**TEXT PASSAGE:**

That's not quite fair. IIRC workers do have cold starts but it is hidden by the TLS negotiation. So basically the start is nearly almost done by the time the request is received. I don't see any particular reason that this optimization couldn't be applied here.
> An application is packaged as a bindle. Bindles are collected together in a bindle server that you can search.
It’s a good article and nice work. But I couldn’t help but think of that one scene from Rick & Morty when I read this that goes like:
“Everyone has a plumbus in their home. First they take the dingle bop and they smooth it out with a bunch of schleem. The schleem is then...repurposed for later batches.
“They take the dingle bop and they push it through the grumbo, where the fleeb is rubbed against it. It's important that the fleeb is rubbed, because the fleeb has all the fleeb juice.
“Then, a schlami shows up, and he rubs it...and spits on it.
“They cut the fleeb. There's several hizzards in the way.
“The blamfs rub against the chumbles, and the...plubis, and grumbo are shaved away.
At some point we need to stop inventing VMs. VMs like Java, .Net, etc, are already good enough. What is the point of yet another VM? The same people who designed web assembly could have taken java bytecode and added new APIs on top. Instead, they invented yet another machine encoding that has to be targeted, except this time we get to re-invent all the tooling.
Look... I hate the Java language with a burning passion, but the Java VM core technology is perfectly acceptable. So is .Net. There is no reason for webassembly, other than that mozilla wanted to invent something.
We're biased towards additive solutions [0], but sometimes subtraction is the right answer to a design problem. The problems that WA aims to solve from existing VMs like JVM/.NET are caused by the old APIs themselves, adding more API surface would not help.
Sometimes adding the right thing can give you the opportunity to subtract. Code running in WASM may not have to run inside a Docker container running inside a Linux VM.
Nothing needs to run Ina container
Containers are just software engineerings latest name for a unix process. Both were designed to achieve similar levels of isolation.
In reality,there's no such thing as a container. As far as Linux is concerned, containers are just processes with attributes, because that's what they are, we just decided to complicate it a lot
Okay then define a subset of java opcodes supported and then modify the open source hotspot.
Look I'm trying to implement a wasm backend into an existing language right now and it could be a lot easier by either making wasm into a real architecture (with registers) or using an existing stack based vm isa.
Couldn’t wasm be compiled down to either a stack or register based VM equally well?
The text version is basically an ast (with the binary form being a desugared version of that) so you could do whatever you want to transform into something executable.
It is a mechanical transformation from stack to registers. In other parts of the thread you mentioned TCO, one can also convert recursion into iteration, tail calls can be handled by the compiler or with a trampoline.
The universe is much more flexible than you give it credit for.
Recursion can be converted to iteration very easily but then you lose all benefits of web assembly (dynamic linking, for example(.

Stored data

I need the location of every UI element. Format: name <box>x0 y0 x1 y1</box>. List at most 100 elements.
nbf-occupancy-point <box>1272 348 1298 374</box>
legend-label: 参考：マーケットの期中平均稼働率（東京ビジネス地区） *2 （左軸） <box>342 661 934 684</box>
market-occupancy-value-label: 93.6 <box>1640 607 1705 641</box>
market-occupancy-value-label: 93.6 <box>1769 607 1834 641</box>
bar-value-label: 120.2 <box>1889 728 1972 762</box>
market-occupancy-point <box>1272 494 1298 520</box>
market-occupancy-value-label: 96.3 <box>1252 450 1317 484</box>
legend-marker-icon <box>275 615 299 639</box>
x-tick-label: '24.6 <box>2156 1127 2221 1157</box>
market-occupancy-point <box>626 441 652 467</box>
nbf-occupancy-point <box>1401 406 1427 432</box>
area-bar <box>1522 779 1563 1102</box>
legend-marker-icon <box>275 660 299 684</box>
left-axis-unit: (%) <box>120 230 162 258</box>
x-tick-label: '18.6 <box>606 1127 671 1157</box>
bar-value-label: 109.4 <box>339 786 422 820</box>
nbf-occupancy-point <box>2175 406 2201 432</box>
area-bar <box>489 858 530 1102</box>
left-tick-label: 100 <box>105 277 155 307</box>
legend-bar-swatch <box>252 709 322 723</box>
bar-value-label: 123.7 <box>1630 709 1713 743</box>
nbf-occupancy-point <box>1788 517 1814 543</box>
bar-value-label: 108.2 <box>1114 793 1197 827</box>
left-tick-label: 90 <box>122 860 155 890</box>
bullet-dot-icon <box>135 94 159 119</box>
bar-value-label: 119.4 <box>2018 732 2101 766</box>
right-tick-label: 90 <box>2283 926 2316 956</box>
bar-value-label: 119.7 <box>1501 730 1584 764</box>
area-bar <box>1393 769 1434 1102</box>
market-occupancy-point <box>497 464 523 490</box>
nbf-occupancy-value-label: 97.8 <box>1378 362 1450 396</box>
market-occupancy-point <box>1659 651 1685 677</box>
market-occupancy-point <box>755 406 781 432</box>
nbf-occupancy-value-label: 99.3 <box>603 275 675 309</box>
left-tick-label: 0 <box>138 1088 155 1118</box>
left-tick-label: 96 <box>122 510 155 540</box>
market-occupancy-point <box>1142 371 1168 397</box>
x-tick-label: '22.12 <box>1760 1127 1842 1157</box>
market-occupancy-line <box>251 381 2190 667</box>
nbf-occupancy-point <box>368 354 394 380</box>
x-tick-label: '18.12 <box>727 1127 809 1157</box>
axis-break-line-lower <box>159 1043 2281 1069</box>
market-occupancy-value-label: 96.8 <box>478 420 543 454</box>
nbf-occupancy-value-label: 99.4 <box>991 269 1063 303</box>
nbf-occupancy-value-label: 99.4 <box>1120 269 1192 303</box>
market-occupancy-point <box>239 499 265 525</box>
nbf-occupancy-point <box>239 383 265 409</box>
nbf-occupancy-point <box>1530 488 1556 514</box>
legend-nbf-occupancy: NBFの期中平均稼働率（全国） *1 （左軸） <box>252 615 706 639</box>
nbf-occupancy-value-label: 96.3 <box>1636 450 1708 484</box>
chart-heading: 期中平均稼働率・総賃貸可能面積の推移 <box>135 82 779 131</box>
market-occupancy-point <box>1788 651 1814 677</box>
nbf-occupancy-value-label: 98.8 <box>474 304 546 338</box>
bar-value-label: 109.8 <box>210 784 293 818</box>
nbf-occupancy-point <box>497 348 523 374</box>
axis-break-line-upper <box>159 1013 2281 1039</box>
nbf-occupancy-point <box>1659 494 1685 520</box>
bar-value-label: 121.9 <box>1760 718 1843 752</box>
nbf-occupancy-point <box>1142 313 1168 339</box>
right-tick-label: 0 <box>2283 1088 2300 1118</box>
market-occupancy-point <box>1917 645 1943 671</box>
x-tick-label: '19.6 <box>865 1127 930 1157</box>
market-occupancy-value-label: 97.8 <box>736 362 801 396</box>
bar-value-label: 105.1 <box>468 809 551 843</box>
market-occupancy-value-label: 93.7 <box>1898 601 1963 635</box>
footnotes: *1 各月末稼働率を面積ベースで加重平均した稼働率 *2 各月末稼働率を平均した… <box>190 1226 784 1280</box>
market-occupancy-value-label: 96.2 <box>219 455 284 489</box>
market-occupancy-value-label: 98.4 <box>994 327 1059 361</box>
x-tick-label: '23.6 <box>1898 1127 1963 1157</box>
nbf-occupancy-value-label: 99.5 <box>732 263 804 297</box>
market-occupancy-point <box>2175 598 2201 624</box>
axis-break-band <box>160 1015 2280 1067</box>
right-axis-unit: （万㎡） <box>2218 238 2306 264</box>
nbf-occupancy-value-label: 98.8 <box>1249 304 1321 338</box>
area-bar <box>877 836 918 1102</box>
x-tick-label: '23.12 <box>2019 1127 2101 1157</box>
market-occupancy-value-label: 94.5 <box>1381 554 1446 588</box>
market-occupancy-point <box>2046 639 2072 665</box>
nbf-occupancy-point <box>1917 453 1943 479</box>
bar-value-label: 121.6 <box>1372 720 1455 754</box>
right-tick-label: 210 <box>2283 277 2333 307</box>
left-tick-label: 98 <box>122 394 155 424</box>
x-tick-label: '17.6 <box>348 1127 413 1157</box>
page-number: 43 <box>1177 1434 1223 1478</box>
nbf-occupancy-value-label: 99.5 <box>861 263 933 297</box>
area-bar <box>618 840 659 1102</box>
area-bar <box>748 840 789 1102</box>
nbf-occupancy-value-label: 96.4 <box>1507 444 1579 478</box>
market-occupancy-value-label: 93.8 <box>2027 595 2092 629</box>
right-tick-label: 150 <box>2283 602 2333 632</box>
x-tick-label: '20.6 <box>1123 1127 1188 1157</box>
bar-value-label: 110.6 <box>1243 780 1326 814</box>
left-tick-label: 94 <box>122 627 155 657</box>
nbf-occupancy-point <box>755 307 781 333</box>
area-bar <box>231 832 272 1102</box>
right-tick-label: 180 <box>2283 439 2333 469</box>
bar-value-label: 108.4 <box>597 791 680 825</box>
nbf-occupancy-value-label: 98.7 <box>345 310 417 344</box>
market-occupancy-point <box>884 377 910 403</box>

**WRITTEN INSTRUCTION 1:** List the made-up terms in the WebAssembly discussion's quoted line that begins "The blamfs rub against the chumbles".
**WRITTEN INSTRUCTION 2:** In the WebAssembly discussion, what is an application packaged as?
**WRITTEN INSTRUCTION 3:** Carry on the WebAssembly discussion after its final comment.

**FINAL ANSWER 1:** blamfs, chumbles, plubis, grumbo

**FINAL ANSWER 2:** A bindle.

**FINAL ANSWER 3:**
The conversion from recursion to iteration mandates that all recursive entry points be known ahead of time so you can build a loop/conditional tree. If you want to dynamically load code, this creates two tiers of languages on the runtime.
WA can be transformed into native machine code in linear time, directly executed at (near) native speed, while retaining the VM memory protection barrier. No other VM can come close in these three properties at once.
If you're trying to integrate WA into a host language the easiest, fastest, and safest way would be to pick up one of the established well-polished compilers or interpreters and calling into it with a standard FFI interface.
Firstly... Any stock vm isa can be linearly compiled if you give up certain optimization.
For example, if wa wanted to use a coloring allocator it wouldn't be linear time anymore. That's not a fundamental part of it, just an implenebtation choice.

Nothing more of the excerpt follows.